*** DATASET
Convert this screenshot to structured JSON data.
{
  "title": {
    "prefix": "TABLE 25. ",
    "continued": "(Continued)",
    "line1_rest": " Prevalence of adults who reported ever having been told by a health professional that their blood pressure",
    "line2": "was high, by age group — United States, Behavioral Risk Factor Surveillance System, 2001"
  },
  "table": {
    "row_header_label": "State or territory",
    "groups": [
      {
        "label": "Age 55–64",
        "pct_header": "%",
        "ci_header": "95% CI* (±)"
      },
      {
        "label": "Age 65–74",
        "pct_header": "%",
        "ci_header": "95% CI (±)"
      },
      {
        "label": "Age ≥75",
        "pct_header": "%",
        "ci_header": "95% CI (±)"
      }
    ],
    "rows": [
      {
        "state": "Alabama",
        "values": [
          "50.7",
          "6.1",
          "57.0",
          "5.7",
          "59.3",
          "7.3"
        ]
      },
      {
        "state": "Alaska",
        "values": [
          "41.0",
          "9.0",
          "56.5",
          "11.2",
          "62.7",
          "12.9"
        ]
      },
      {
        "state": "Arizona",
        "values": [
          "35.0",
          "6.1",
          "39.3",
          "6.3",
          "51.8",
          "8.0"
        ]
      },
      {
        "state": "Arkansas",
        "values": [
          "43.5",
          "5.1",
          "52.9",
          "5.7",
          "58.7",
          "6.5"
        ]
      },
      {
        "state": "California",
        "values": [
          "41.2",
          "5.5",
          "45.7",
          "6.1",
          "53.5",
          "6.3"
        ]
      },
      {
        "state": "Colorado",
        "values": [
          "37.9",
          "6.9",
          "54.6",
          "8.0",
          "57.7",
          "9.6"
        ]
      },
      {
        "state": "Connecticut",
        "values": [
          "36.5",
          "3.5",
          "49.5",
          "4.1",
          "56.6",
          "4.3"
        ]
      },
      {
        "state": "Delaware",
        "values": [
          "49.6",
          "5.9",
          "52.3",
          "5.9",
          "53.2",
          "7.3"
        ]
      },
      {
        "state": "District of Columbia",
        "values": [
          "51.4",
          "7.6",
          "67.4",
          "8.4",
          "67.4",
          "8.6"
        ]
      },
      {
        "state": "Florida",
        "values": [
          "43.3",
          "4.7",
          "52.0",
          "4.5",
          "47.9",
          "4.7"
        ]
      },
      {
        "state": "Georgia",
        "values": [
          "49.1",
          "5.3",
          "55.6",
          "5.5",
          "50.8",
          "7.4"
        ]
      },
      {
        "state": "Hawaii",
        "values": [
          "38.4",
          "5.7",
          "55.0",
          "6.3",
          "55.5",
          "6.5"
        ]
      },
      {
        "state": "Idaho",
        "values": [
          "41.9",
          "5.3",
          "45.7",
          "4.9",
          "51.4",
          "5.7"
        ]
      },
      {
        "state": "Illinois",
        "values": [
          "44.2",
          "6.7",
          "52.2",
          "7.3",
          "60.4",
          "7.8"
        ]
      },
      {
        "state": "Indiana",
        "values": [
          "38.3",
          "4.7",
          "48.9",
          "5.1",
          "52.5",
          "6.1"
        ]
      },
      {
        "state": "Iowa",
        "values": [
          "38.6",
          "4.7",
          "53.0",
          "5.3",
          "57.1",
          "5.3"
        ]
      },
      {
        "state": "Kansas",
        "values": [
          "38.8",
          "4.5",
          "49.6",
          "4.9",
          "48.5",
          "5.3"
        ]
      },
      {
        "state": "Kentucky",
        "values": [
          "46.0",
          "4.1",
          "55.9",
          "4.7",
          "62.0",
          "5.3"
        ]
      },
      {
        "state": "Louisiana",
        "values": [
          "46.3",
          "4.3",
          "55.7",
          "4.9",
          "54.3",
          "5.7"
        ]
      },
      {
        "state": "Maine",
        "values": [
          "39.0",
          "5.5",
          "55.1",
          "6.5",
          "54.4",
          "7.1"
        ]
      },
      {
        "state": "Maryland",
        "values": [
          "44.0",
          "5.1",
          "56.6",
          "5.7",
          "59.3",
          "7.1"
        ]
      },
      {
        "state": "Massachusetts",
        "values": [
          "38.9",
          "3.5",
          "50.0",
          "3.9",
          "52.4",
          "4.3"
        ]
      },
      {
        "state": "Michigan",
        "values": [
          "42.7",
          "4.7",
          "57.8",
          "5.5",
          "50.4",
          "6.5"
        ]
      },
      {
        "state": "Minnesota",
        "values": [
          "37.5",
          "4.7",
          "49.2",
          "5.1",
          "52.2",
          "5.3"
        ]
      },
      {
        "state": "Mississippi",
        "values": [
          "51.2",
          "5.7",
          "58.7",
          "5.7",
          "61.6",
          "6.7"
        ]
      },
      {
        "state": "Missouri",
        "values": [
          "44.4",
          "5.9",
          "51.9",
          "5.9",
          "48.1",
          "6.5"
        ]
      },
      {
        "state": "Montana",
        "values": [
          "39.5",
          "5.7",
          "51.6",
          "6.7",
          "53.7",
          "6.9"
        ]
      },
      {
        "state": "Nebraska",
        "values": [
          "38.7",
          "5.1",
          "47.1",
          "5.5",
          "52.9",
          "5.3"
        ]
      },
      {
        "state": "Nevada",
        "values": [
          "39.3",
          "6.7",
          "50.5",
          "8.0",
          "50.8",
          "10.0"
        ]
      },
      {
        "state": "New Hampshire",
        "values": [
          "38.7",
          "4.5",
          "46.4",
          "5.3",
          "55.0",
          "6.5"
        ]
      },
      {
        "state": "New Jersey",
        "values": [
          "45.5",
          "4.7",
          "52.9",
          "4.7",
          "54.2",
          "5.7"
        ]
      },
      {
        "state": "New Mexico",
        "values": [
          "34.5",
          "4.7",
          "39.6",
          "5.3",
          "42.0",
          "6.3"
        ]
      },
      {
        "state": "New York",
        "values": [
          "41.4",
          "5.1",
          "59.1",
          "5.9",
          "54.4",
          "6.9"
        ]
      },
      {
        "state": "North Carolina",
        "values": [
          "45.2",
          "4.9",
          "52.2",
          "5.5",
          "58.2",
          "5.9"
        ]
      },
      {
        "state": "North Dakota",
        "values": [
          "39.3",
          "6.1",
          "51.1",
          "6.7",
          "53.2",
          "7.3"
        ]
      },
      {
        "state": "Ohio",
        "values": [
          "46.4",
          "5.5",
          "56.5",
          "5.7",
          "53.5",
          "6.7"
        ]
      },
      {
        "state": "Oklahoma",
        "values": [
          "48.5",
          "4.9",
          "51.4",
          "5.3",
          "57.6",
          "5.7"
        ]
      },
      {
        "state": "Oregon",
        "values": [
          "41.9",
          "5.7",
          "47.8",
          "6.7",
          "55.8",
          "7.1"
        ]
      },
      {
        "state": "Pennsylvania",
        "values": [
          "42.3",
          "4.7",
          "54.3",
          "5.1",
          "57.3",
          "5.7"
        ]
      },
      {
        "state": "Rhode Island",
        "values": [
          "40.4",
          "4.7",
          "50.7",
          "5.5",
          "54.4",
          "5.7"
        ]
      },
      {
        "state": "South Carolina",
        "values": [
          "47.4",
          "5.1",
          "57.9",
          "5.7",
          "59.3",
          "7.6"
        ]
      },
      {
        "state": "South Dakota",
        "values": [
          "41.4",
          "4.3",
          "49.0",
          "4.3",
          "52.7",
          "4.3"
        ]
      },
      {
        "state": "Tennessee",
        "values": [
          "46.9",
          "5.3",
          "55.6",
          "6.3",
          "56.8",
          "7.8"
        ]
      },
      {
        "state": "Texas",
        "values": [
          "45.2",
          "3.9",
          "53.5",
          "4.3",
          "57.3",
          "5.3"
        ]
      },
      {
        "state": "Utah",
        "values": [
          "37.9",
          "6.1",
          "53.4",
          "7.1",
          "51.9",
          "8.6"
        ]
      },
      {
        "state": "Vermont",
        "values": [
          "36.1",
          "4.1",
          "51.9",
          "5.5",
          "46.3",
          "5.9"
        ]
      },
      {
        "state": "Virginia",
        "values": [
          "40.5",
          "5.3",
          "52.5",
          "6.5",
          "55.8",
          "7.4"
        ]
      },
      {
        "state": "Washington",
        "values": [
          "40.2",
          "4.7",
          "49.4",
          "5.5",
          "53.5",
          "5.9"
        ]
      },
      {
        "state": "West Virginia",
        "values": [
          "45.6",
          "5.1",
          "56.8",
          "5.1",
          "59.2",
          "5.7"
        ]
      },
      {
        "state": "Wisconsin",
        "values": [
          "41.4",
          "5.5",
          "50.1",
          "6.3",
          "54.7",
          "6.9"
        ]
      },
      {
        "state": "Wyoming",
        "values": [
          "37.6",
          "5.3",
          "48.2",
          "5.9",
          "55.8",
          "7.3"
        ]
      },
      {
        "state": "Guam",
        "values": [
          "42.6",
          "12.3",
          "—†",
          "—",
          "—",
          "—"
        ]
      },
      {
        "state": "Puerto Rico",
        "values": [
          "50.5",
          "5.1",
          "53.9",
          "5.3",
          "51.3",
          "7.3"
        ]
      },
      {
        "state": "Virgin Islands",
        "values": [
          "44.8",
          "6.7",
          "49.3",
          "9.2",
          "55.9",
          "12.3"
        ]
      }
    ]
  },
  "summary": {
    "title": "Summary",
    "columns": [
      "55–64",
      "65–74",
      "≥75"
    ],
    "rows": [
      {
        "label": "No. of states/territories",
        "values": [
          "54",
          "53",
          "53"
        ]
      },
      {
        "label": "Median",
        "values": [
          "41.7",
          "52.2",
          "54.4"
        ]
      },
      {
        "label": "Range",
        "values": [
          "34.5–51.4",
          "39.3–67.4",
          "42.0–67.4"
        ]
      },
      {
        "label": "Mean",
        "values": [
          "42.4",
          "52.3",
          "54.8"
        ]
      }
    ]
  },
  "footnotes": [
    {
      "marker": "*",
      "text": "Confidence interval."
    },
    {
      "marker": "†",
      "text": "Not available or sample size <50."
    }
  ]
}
******
_YOUR INSTRUCTIONS:_ Where a line in the material contains "South", copy that line.

_SOLUTION BELOW:_
        "state": "South Carolina",
        "state": "South Dakota",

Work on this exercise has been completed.